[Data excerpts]
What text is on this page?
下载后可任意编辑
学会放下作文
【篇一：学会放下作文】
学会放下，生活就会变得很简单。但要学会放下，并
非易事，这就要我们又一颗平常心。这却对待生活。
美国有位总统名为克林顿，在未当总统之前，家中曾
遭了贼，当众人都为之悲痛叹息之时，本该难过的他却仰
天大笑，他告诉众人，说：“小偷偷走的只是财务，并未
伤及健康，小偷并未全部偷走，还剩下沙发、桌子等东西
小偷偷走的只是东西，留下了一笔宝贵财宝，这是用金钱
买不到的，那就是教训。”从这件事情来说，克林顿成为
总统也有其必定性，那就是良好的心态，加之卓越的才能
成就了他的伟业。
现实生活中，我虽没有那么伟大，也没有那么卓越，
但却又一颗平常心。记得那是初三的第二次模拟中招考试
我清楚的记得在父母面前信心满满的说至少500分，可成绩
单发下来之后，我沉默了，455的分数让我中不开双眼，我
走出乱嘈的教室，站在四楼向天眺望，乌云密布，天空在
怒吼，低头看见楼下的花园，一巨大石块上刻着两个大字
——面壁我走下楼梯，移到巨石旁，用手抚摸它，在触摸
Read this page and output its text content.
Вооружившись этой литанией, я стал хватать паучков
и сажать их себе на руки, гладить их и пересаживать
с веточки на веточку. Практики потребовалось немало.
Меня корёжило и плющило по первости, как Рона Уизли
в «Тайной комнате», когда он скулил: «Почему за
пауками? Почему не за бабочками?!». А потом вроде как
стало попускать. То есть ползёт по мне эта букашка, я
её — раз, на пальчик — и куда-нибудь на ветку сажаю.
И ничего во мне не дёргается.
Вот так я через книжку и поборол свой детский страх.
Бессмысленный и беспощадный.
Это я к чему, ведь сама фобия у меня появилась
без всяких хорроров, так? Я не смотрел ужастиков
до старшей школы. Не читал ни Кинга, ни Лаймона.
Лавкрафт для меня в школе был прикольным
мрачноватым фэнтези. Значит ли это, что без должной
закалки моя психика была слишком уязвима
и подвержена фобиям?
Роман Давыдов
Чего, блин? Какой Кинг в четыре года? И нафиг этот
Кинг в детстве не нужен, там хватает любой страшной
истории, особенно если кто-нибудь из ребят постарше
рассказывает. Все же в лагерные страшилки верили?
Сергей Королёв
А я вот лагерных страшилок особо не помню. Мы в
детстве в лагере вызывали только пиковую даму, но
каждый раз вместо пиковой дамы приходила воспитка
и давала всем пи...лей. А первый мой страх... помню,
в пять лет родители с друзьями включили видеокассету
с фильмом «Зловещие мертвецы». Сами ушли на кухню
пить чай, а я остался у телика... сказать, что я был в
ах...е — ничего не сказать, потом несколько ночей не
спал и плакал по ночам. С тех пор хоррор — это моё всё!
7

--

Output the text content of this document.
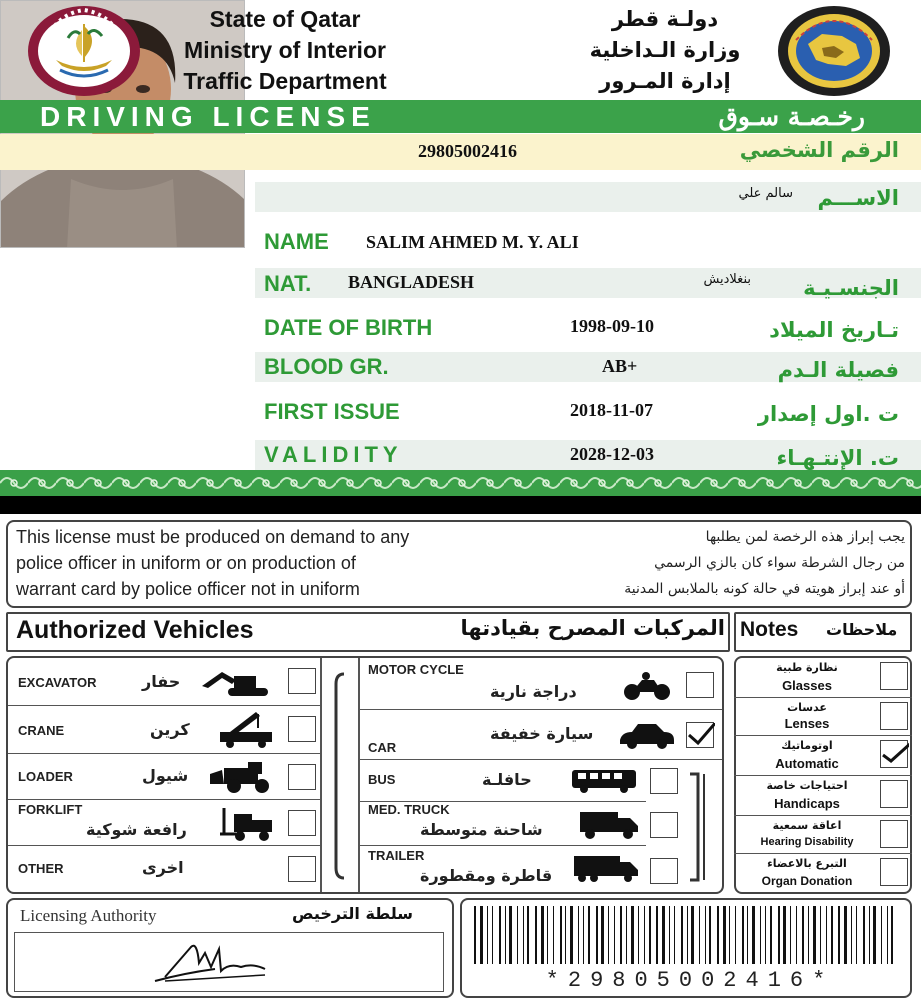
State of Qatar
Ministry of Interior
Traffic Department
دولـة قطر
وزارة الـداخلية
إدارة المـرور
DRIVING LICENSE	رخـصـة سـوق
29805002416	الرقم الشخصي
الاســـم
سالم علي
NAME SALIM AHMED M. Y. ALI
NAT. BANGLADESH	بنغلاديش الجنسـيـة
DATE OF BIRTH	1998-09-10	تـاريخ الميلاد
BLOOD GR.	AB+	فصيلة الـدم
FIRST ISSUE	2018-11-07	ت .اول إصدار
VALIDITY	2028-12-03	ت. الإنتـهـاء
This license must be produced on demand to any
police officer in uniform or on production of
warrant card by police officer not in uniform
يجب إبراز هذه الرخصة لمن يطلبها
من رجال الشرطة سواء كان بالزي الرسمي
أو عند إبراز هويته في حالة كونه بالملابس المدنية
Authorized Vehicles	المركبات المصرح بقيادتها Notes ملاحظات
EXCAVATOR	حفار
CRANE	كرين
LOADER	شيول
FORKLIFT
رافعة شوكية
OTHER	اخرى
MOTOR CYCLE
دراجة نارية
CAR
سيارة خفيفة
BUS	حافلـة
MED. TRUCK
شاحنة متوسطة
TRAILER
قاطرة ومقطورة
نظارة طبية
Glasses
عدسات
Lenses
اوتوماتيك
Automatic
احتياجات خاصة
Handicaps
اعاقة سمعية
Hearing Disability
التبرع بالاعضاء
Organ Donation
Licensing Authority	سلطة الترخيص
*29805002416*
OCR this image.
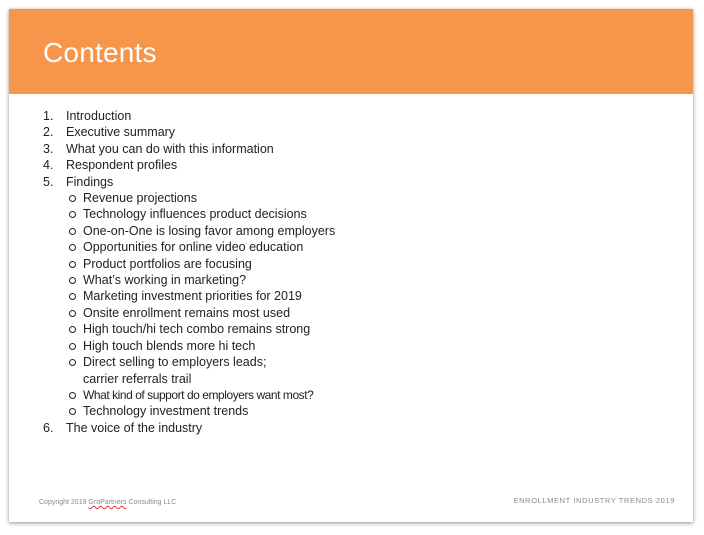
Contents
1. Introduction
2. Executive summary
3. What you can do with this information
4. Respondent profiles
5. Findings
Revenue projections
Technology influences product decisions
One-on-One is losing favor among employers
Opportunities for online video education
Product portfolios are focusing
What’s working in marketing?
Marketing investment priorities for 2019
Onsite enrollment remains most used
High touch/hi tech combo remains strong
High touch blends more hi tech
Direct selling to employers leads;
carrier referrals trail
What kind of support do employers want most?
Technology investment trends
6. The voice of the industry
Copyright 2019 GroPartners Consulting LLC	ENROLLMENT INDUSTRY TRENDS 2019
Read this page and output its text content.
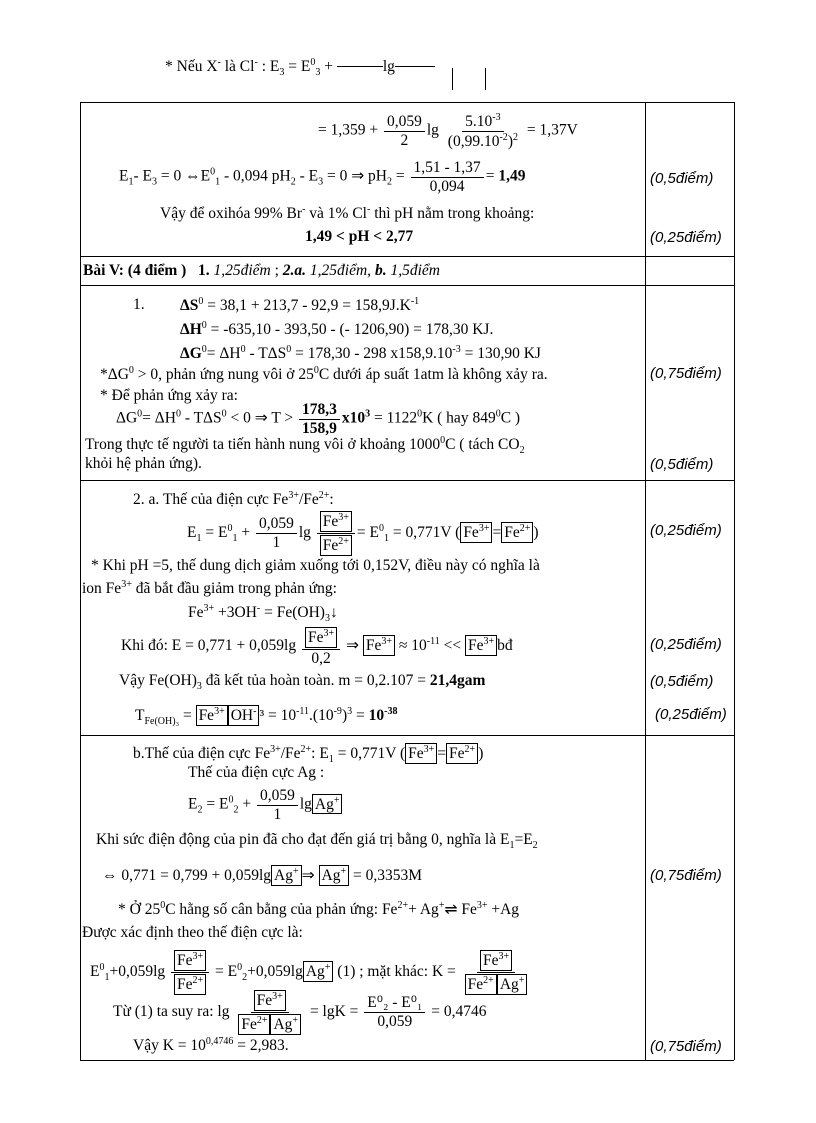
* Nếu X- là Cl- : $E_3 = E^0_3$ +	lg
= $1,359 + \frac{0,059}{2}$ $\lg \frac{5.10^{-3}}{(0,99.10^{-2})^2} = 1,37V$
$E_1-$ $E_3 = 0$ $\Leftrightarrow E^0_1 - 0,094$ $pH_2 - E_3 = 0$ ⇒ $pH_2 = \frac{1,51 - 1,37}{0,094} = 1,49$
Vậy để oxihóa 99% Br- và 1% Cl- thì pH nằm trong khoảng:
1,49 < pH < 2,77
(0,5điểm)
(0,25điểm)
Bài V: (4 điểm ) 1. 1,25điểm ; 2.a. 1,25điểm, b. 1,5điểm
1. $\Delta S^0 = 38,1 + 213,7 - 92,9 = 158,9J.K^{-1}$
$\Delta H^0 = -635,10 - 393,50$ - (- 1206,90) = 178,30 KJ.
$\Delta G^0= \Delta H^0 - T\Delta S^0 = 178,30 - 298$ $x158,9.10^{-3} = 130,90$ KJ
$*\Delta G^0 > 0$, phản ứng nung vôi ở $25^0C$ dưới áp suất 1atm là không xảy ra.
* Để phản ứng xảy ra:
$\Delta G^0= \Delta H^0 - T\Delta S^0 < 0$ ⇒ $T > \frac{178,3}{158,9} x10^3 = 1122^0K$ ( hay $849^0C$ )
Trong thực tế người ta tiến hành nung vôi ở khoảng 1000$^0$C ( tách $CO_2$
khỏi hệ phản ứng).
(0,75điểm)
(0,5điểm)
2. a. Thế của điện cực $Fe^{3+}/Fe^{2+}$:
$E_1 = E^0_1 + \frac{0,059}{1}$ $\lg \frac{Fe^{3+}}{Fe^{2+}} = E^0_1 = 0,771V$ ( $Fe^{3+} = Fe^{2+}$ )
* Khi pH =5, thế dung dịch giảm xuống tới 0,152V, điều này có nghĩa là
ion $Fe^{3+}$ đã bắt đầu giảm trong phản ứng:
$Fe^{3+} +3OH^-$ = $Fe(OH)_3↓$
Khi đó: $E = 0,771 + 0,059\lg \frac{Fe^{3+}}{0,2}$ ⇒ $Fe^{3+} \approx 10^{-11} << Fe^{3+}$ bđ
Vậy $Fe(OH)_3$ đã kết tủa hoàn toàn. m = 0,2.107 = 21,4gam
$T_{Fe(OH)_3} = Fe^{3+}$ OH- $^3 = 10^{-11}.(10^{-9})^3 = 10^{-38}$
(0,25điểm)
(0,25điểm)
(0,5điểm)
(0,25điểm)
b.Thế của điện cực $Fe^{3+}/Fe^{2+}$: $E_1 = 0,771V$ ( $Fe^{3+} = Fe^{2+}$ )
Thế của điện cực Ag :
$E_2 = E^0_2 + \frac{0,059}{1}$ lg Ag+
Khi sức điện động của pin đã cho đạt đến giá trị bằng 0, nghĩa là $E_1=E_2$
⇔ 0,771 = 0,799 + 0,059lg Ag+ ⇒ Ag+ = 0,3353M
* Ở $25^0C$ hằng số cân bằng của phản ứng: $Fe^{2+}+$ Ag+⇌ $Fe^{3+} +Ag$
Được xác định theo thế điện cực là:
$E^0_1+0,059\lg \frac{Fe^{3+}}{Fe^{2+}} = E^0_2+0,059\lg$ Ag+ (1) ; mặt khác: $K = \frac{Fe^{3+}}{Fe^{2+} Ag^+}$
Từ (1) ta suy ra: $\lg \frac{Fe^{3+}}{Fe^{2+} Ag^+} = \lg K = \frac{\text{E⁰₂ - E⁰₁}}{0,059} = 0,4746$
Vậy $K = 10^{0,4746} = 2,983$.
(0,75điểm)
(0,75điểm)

■ YOUR INSTRUCTIONS ■
Count the lines above in which the word "uniform" appears, then state only that count.

■ SOLUTION TO THE EXERCISE ■
2